* _Given task_: Write out the listing below without alteration, omitting its pictures.

* _Source material_:
○ ○ ○ ○ ○

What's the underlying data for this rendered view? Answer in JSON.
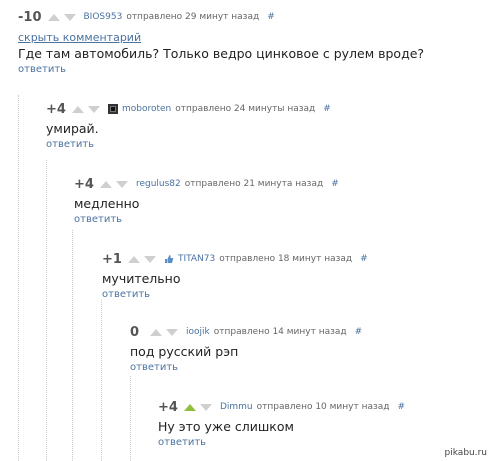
{
  "comments": [
    {
      "rating": "-10",
      "author": "BIOS953",
      "meta": "отправлено 29 минут назад",
      "hash": "#",
      "hide": "скрыть комментарий",
      "text": "Где там автомобиль? Только ведро цинковое с рулем вроде?",
      "reply": "ответить"
    },
    {
      "rating": "+4",
      "author": "moboroten",
      "meta": "отправлено 24 минуты назад",
      "hash": "#",
      "text": "умирай.",
      "reply": "ответить"
    },
    {
      "rating": "+4",
      "author": "regulus82",
      "meta": "отправлено 21 минута назад",
      "hash": "#",
      "text": "медленно",
      "reply": "ответить"
    },
    {
      "rating": "+1",
      "author": "TITAN73",
      "meta": "отправлено 18 минут назад",
      "hash": "#",
      "text": "мучительно",
      "reply": "ответить"
    },
    {
      "rating": "0",
      "author": "ioojik",
      "meta": "отправлено 14 минут назад",
      "hash": "#",
      "text": "под русский рэп",
      "reply": "ответить"
    },
    {
      "rating": "+4",
      "author": "Dimmu",
      "meta": "отправлено 10 минут назад",
      "hash": "#",
      "text": "Ну это уже слишком",
      "reply": "ответить"
    }
  ],
  "watermark": "pikabu.ru",
  "colors": {
    "link": "#4a72a0",
    "upvote_active": "#8fbf3c",
    "arrow": "#cfcfcf"
  }
}
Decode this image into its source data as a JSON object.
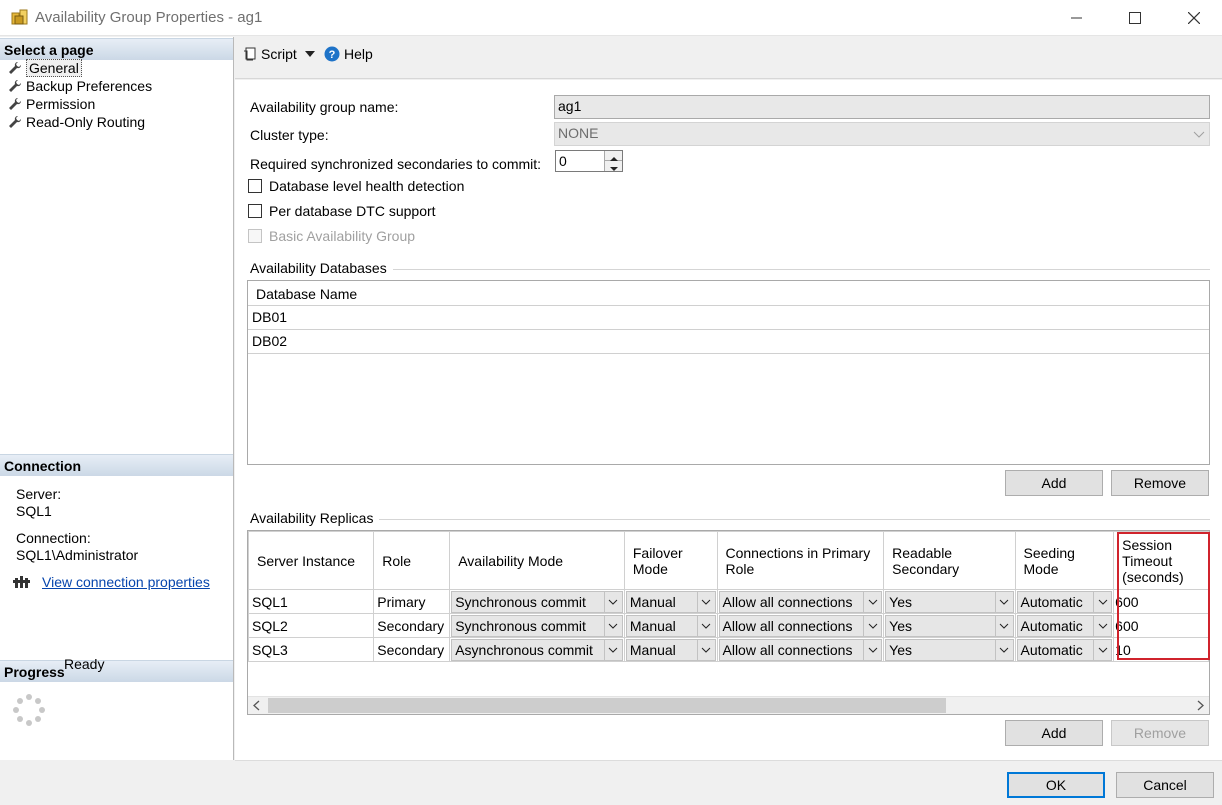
{
  "window": {
    "title": "Availability Group Properties - ag1"
  },
  "left": {
    "select_page_header": "Select a page",
    "pages": [
      {
        "label": "General"
      },
      {
        "label": "Backup Preferences"
      },
      {
        "label": "Permission"
      },
      {
        "label": "Read-Only Routing"
      }
    ],
    "connection_header": "Connection",
    "server_label": "Server:",
    "server_value": "SQL1",
    "connection_label": "Connection:",
    "connection_value": "SQL1\\Administrator",
    "view_connection_link": "View connection properties",
    "progress_header": "Progress",
    "progress_status": "Ready"
  },
  "toolbar": {
    "script_label": "Script",
    "help_label": "Help"
  },
  "general": {
    "ag_name_label": "Availability group name:",
    "ag_name_value": "ag1",
    "cluster_type_label": "Cluster type:",
    "cluster_type_value": "NONE",
    "required_sync_label": "Required synchronized secondaries to commit:",
    "required_sync_value": "0",
    "db_health_label": "Database level health detection",
    "dtc_label": "Per database DTC support",
    "basic_ag_label": "Basic Availability Group"
  },
  "databases": {
    "group_title": "Availability Databases",
    "column_header": "Database Name",
    "rows": [
      "DB01",
      "DB02"
    ],
    "add_label": "Add",
    "remove_label": "Remove"
  },
  "replicas": {
    "group_title": "Availability Replicas",
    "headers": {
      "server": "Server Instance",
      "role": "Role",
      "availability_mode": "Availability Mode",
      "failover_mode": "Failover Mode",
      "connections_primary": "Connections in Primary Role",
      "readable_secondary": "Readable Secondary",
      "seeding_mode": "Seeding Mode",
      "session_timeout": "Session Timeout (seconds)"
    },
    "rows": [
      {
        "server": "SQL1",
        "role": "Primary",
        "availability_mode": "Synchronous commit",
        "failover_mode": "Manual",
        "connections_primary": "Allow all connections",
        "readable_secondary": "Yes",
        "seeding_mode": "Automatic",
        "session_timeout": "600"
      },
      {
        "server": "SQL2",
        "role": "Secondary",
        "availability_mode": "Synchronous commit",
        "failover_mode": "Manual",
        "connections_primary": "Allow all connections",
        "readable_secondary": "Yes",
        "seeding_mode": "Automatic",
        "session_timeout": "600"
      },
      {
        "server": "SQL3",
        "role": "Secondary",
        "availability_mode": "Asynchronous commit",
        "failover_mode": "Manual",
        "connections_primary": "Allow all connections",
        "readable_secondary": "Yes",
        "seeding_mode": "Automatic",
        "session_timeout": "10"
      }
    ],
    "add_label": "Add",
    "remove_label": "Remove"
  },
  "footer": {
    "ok_label": "OK",
    "cancel_label": "Cancel"
  },
  "colors": {
    "highlight_border": "#d0232c",
    "link": "#0645ad",
    "ok_focus": "#0078d7"
  }
}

○ ○ ○ ○ ○

* _Task solution_:
What's the underlying data for this rendered view? Answer in JSON.
{
  "comments": [
    {
      "rating": "-10",
      "author": "BIOS953",
      "meta": "отправлено 29 минут назад",
      "hash": "#",
      "hide": "скрыть комментарий",
      "text": "Где там автомобиль? Только ведро цинковое с рулем вроде?",
      "reply": "ответить"
    },
    {
      "rating": "+4",
      "author": "moboroten",
      "meta": "отправлено 24 минуты назад",
      "hash": "#",
      "text": "умирай.",
      "reply": "ответить"
    },
    {
      "rating": "+4",
      "author": "regulus82",
      "meta": "отправлено 21 минута назад",
      "hash": "#",
      "text": "медленно",
      "reply": "ответить"
    },
    {
      "rating": "+1",
      "author": "TITAN73",
      "meta": "отправлено 18 минут назад",
      "hash": "#",
      "text": "мучительно",
      "reply": "ответить"
    },
    {
      "rating": "0",
      "author": "ioojik",
      "meta": "отправлено 14 минут назад",
      "hash": "#",
      "text": "под русский рэп",
      "reply": "ответить"
    },
    {
      "rating": "+4",
      "author": "Dimmu",
      "meta": "отправлено 10 минут назад",
      "hash": "#",
      "text": "Ну это уже слишком",
      "reply": "ответить"
    }
  ],
  "watermark": "pikabu.ru",
  "colors": {
    "link": "#4a72a0",
    "upvote_active": "#8fbf3c",
    "arrow": "#cfcfcf"
  }
}
Decode this image into its source data as a JSON object.
{
  "window": {
    "title": "Availability Group Properties - ag1"
  },
  "left": {
    "select_page_header": "Select a page",
    "pages": [
      {
        "label": "General"
      },
      {
        "label": "Backup Preferences"
      },
      {
        "label": "Permission"
      },
      {
        "label": "Read-Only Routing"
      }
    ],
    "connection_header": "Connection",
    "server_label": "Server:",
    "server_value": "SQL1",
    "connection_label": "Connection:",
    "connection_value": "SQL1\\Administrator",
    "view_connection_link": "View connection properties",
    "progress_header": "Progress",
    "progress_status": "Ready"
  },
  "toolbar": {
    "script_label": "Script",
    "help_label": "Help"
  },
  "general": {
    "ag_name_label": "Availability group name:",
    "ag_name_value": "ag1",
    "cluster_type_label": "Cluster type:",
    "cluster_type_value": "NONE",
    "required_sync_label": "Required synchronized secondaries to commit:",
    "required_sync_value": "0",
    "db_health_label": "Database level health detection",
    "dtc_label": "Per database DTC support",
    "basic_ag_label": "Basic Availability Group"
  },
  "databases": {
    "group_title": "Availability Databases",
    "column_header": "Database Name",
    "rows": [
      "DB01",
      "DB02"
    ],
    "add_label": "Add",
    "remove_label": "Remove"
  },
  "replicas": {
    "group_title": "Availability Replicas",
    "headers": {
      "server": "Server Instance",
      "role": "Role",
      "availability_mode": "Availability Mode",
      "failover_mode": "Failover Mode",
      "connections_primary": "Connections in Primary Role",
      "readable_secondary": "Readable Secondary",
      "seeding_mode": "Seeding Mode",
      "session_timeout": "Session Timeout (seconds)"
    },
    "rows": [
      {
        "server": "SQL1",
        "role": "Primary",
        "availability_mode": "Synchronous commit",
        "failover_mode": "Manual",
        "connections_primary": "Allow all connections",
        "readable_secondary": "Yes",
        "seeding_mode": "Automatic",
        "session_timeout": "600"
      },
      {
        "server": "SQL2",
        "role": "Secondary",
        "availability_mode": "Synchronous commit",
        "failover_mode": "Manual",
        "connections_primary": "Allow all connections",
        "readable_secondary": "Yes",
        "seeding_mode": "Automatic",
        "session_timeout": "600"
      },
      {
        "server": "SQL3",
        "role": "Secondary",
        "availability_mode": "Asynchronous commit",
        "failover_mode": "Manual",
        "connections_primary": "Allow all connections",
        "readable_secondary": "Yes",
        "seeding_mode": "Automatic",
        "session_timeout": "10"
      }
    ],
    "add_label": "Add",
    "remove_label": "Remove"
  },
  "footer": {
    "ok_label": "OK",
    "cancel_label": "Cancel"
  },
  "colors": {
    "highlight_border": "#d0232c",
    "link": "#0645ad",
    "ok_focus": "#0078d7"
  }
}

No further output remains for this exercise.